◆ Stored records:
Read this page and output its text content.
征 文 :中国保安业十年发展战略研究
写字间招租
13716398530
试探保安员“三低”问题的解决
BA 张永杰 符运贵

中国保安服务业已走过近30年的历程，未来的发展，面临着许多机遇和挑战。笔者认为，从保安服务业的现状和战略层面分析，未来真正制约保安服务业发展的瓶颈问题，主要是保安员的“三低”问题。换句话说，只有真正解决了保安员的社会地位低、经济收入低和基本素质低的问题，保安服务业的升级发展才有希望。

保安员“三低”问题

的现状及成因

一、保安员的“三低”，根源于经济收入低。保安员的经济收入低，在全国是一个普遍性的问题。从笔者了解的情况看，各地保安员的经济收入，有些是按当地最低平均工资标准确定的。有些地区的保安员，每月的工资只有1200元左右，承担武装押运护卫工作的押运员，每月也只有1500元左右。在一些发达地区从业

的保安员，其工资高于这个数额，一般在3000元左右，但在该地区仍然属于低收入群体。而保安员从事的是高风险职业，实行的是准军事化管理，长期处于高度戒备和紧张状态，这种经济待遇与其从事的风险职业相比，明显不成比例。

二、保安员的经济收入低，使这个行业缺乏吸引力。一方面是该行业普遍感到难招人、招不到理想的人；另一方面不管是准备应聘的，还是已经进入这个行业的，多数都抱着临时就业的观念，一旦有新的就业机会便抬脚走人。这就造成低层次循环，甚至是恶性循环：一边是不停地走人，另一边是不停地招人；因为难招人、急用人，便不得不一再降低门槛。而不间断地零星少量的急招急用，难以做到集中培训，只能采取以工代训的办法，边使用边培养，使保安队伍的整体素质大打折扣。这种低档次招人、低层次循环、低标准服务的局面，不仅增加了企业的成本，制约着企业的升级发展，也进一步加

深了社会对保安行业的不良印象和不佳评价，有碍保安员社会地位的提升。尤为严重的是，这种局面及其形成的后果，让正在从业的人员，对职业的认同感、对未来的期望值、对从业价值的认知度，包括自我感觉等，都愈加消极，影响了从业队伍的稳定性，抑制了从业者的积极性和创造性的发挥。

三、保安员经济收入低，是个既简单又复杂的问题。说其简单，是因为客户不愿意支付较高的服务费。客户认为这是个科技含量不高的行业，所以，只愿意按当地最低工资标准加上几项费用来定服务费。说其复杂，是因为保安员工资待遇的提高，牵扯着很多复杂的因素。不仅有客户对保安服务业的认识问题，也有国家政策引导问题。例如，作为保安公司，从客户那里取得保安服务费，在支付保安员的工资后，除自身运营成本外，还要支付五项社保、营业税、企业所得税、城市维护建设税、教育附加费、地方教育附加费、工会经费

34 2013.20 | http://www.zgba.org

◆ Exercise task: Locate the word "保安员的经济收入低" in the records and collect each line it appears in.

◆ Output of the exercise:
一、保安员的“三低”，根源于经济收入低。保安员的经济收入低，在全国是一个普遍性的问题。从笔者了解的情况看，各地保安员的经济收入，有些是按当地最低平均工资标准确定的。有些地区的保安员，每月的工资只有1200元左右，承担武装押运护卫工作的押运员，每月也只有1500元左右。在一些发达地区从业
二、保安员的经济收入低，使这个行业缺乏吸引力。一方面是该行业普遍感到难招人、招不到理想的人；另一方面不管是准备应聘的，还是已经进入这个行业的，多数都抱着临时就业的观念，一旦有新的就业机会便抬脚走人。这就造成低层次循环，甚至是恶性循环：一边是不停地走人，另一边是不停地招人；因为难招人、急用人，便不得不一再降低门槛。而不间断地零星少量的急招急用，难以做到集中培训，只能采取以工代训的办法，边使用边培养，使保安队伍的整体素质大打折扣。这种低档次招人、低层次循环、低标准服务的局面，不仅增加了企业的成本，制约着企业的升级发展，也进一步加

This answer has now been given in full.